PROVIDED MATERIAL
..............................
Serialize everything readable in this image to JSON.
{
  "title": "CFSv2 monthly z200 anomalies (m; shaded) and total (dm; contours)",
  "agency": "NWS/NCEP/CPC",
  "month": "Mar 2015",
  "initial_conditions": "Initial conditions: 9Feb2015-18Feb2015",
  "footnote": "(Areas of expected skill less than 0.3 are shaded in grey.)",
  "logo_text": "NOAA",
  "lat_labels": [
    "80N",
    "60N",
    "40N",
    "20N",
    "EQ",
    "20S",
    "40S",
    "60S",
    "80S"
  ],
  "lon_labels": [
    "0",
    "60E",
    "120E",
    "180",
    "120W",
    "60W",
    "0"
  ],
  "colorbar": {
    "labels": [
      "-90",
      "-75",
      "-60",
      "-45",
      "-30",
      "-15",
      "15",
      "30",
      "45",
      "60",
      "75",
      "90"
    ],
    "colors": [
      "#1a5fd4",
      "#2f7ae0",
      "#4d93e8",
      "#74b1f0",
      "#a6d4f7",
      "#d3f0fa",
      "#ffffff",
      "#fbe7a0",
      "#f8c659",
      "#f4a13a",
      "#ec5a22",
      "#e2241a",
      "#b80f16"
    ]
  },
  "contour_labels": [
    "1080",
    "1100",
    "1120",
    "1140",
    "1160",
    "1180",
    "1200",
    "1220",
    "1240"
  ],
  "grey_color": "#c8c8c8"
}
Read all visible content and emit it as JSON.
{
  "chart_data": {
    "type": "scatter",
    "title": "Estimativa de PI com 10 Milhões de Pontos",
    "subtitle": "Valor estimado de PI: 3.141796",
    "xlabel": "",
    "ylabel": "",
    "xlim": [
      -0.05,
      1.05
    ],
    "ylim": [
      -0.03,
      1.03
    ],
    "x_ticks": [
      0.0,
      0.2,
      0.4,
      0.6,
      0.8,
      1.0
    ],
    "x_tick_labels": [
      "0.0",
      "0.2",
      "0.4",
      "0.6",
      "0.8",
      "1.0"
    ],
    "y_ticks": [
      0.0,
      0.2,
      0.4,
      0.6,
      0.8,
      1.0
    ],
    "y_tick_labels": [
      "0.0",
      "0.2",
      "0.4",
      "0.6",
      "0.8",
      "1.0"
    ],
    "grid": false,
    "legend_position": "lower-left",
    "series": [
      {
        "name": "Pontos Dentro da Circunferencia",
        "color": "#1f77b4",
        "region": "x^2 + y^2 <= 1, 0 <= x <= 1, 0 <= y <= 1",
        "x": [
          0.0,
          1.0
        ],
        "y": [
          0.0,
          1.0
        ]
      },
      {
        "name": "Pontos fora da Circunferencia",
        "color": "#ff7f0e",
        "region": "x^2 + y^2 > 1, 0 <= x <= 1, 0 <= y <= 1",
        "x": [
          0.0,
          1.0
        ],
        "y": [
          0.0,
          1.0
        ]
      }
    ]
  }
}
..............................
YOUR GOAL
The records above are to be copied in full, exactly as written.

FULL OUTPUT
Serialize everything readable in this image to JSON.
{
  "title": "CFSv2 monthly z200 anomalies (m; shaded) and total (dm; contours)",
  "agency": "NWS/NCEP/CPC",
  "month": "Mar 2015",
  "initial_conditions": "Initial conditions: 9Feb2015-18Feb2015",
  "footnote": "(Areas of expected skill less than 0.3 are shaded in grey.)",
  "logo_text": "NOAA",
  "lat_labels": [
    "80N",
    "60N",
    "40N",
    "20N",
    "EQ",
    "20S",
    "40S",
    "60S",
    "80S"
  ],
  "lon_labels": [
    "0",
    "60E",
    "120E",
    "180",
    "120W",
    "60W",
    "0"
  ],
  "colorbar": {
    "labels": [
      "-90",
      "-75",
      "-60",
      "-45",
      "-30",
      "-15",
      "15",
      "30",
      "45",
      "60",
      "75",
      "90"
    ],
    "colors": [
      "#1a5fd4",
      "#2f7ae0",
      "#4d93e8",
      "#74b1f0",
      "#a6d4f7",
      "#d3f0fa",
      "#ffffff",
      "#fbe7a0",
      "#f8c659",
      "#f4a13a",
      "#ec5a22",
      "#e2241a",
      "#b80f16"
    ]
  },
  "contour_labels": [
    "1080",
    "1100",
    "1120",
    "1140",
    "1160",
    "1180",
    "1200",
    "1220",
    "1240"
  ],
  "grey_color": "#c8c8c8"
}
Read all visible content and emit it as JSON.
{
  "chart_data": {
    "type": "scatter",
    "title": "Estimativa de PI com 10 Milhões de Pontos",
    "subtitle": "Valor estimado de PI: 3.141796",
    "xlabel": "",
    "ylabel": "",
    "xlim": [
      -0.05,
      1.05
    ],
    "ylim": [
      -0.03,
      1.03
    ],
    "x_ticks": [
      0.0,
      0.2,
      0.4,
      0.6,
      0.8,
      1.0
    ],
    "x_tick_labels": [
      "0.0",
      "0.2",
      "0.4",
      "0.6",
      "0.8",
      "1.0"
    ],
    "y_ticks": [
      0.0,
      0.2,
      0.4,
      0.6,
      0.8,
      1.0
    ],
    "y_tick_labels": [
      "0.0",
      "0.2",
      "0.4",
      "0.6",
      "0.8",
      "1.0"
    ],
    "grid": false,
    "legend_position": "lower-left",
    "series": [
      {
        "name": "Pontos Dentro da Circunferencia",
        "color": "#1f77b4",
        "region": "x^2 + y^2 <= 1, 0 <= x <= 1, 0 <= y <= 1",
        "x": [
          0.0,
          1.0
        ],
        "y": [
          0.0,
          1.0
        ]
      },
      {
        "name": "Pontos fora da Circunferencia",
        "color": "#ff7f0e",
        "region": "x^2 + y^2 > 1, 0 <= x <= 1, 0 <= y <= 1",
        "x": [
          0.0,
          1.0
        ],
        "y": [
          0.0,
          1.0
        ]
      }
    ]
  }
}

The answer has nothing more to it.